◆ **Request**
Pick out each line containing the string "adjustment".

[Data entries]

┄┄┄┄┄┄

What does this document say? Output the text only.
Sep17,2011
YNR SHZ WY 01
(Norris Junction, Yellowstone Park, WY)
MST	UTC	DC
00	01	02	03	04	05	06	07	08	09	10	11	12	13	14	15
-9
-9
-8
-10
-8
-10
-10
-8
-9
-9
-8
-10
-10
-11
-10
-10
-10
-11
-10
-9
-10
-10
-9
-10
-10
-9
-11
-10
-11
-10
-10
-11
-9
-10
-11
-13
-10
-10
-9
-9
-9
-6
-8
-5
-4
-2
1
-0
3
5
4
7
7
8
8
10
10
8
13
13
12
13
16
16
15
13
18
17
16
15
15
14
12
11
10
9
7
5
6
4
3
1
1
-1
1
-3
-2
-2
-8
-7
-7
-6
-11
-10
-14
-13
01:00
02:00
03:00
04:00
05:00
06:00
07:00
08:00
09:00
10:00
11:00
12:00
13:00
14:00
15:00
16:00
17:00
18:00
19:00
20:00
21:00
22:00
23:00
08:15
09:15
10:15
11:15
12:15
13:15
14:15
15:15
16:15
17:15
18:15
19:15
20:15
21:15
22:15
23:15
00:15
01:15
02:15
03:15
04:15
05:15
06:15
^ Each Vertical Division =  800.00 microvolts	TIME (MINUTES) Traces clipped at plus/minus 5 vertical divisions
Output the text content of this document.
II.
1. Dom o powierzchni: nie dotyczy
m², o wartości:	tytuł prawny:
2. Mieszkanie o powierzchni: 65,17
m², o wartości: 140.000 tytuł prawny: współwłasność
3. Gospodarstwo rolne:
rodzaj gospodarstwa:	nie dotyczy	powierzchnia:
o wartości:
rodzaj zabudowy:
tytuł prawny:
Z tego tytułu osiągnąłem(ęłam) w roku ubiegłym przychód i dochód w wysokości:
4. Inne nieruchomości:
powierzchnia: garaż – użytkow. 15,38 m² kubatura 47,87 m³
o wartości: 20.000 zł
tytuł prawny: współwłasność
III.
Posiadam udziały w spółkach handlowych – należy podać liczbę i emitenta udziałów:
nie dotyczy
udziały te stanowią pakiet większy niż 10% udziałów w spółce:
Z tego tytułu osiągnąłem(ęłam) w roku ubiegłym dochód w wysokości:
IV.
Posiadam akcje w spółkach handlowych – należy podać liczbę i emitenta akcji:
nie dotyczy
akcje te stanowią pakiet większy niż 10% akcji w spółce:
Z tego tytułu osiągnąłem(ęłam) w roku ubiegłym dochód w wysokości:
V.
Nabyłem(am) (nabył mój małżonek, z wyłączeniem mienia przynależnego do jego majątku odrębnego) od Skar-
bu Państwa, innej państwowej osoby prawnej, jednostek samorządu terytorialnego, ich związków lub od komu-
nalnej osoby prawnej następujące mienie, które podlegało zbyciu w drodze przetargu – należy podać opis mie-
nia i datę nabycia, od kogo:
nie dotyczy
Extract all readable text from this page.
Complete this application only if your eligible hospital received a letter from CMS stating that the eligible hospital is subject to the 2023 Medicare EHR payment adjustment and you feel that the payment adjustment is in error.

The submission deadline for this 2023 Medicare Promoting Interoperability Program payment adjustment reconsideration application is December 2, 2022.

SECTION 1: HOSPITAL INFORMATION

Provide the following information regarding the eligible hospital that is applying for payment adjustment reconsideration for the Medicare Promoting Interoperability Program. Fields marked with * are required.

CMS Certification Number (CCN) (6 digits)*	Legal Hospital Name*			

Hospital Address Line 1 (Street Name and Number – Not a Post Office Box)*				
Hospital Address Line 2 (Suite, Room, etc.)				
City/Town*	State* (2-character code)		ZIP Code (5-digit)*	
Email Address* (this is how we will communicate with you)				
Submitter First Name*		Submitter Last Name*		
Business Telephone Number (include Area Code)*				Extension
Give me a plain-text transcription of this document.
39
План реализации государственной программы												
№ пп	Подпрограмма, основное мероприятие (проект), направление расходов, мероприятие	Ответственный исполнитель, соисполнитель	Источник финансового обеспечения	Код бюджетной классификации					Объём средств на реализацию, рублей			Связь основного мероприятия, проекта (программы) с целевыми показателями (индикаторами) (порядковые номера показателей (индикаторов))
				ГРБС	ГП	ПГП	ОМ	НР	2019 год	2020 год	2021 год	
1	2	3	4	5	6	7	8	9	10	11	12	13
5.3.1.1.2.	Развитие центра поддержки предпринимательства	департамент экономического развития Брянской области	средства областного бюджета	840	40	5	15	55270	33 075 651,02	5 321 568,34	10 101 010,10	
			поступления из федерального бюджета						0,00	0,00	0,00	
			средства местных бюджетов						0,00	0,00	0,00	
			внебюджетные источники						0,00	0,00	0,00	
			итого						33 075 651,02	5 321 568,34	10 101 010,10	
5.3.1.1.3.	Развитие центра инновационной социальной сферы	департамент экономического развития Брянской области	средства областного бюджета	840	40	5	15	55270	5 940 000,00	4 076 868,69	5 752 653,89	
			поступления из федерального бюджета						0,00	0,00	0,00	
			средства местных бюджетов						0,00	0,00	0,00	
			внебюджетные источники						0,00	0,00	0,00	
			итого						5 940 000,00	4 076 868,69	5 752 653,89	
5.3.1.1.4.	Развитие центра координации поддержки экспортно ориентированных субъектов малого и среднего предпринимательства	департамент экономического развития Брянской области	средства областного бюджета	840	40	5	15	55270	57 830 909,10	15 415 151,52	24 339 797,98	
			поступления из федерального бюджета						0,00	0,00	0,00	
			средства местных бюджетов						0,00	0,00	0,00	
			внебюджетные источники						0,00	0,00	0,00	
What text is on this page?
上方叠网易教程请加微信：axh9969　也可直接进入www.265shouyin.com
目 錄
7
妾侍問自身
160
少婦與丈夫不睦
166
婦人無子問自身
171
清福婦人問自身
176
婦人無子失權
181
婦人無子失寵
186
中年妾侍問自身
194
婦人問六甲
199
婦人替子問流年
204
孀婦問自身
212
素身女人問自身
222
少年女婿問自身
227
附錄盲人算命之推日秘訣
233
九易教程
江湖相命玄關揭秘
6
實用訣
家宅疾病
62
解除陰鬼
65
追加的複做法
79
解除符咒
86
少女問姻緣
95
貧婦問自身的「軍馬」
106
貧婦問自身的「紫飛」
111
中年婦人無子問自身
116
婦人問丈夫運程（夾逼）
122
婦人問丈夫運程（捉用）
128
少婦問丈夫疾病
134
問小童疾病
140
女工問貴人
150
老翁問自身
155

┄┄┄┄┄┄

◆ **The reply**
Complete this application only if your eligible hospital received a letter from CMS stating that the eligible hospital is subject to the 2023 Medicare EHR payment adjustment and you feel that the payment adjustment is in error.
The submission deadline for this 2023 Medicare Promoting Interoperability Program payment adjustment reconsideration application is December 2, 2022.
Provide the following information regarding the eligible hospital that is applying for payment adjustment reconsideration for the Medicare Promoting Interoperability Program. Fields marked with * are required.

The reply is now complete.